Read the lines that follow and pick out every one containing the word "name".

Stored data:

= = = =

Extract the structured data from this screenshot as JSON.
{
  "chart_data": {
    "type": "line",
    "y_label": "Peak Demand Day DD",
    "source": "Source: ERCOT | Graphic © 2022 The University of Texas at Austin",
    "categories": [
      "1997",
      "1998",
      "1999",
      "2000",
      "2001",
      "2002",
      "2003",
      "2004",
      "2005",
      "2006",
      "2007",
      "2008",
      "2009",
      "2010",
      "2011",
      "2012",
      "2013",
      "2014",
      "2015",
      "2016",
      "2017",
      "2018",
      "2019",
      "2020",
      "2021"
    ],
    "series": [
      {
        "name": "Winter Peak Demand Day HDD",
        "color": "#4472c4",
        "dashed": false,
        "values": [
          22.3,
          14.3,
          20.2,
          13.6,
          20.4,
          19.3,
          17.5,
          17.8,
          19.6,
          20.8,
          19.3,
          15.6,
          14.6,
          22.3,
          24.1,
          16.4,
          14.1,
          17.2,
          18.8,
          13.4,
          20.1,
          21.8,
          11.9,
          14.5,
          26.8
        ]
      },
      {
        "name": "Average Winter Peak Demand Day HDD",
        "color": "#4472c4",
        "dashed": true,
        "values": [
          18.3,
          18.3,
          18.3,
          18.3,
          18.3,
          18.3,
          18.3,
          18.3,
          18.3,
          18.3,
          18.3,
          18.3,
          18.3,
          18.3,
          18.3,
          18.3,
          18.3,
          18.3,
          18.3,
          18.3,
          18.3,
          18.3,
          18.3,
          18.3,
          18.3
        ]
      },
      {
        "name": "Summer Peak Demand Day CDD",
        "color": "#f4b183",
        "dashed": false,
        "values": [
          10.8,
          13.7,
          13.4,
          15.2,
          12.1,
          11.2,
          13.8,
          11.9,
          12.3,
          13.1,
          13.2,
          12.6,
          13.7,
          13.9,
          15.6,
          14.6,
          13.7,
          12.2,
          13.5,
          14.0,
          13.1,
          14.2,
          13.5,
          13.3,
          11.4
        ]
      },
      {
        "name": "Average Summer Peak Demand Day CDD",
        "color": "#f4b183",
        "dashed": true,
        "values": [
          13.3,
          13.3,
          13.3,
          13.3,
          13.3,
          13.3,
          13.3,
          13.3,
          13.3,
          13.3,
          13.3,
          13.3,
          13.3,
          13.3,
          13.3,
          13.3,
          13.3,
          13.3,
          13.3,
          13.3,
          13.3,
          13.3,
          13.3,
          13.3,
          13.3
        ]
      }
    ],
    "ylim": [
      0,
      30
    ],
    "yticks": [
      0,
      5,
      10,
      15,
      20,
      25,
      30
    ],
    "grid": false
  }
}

= = = =

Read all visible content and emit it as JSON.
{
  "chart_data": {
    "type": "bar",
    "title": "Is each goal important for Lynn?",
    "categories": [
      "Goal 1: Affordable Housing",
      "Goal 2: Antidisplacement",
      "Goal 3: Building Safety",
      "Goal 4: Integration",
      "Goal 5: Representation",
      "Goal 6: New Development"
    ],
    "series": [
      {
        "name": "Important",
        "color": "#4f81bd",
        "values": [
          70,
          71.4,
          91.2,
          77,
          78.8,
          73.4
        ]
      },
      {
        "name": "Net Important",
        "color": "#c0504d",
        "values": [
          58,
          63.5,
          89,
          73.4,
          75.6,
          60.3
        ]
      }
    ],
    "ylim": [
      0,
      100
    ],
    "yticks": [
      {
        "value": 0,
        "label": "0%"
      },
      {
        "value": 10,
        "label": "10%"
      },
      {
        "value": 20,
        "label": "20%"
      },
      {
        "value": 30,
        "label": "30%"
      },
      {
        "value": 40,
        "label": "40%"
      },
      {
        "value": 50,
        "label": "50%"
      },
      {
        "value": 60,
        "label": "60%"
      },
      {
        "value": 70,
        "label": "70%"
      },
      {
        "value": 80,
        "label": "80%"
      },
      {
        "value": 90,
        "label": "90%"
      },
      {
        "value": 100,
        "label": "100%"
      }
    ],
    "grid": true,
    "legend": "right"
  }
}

= = = =

### Task response
        "name": "Winter Peak Demand Day HDD",
        "name": "Average Winter Peak Demand Day HDD",
        "name": "Summer Peak Demand Day CDD",
        "name": "Average Summer Peak Demand Day CDD",
        "name": "Important",
        "name": "Net Important",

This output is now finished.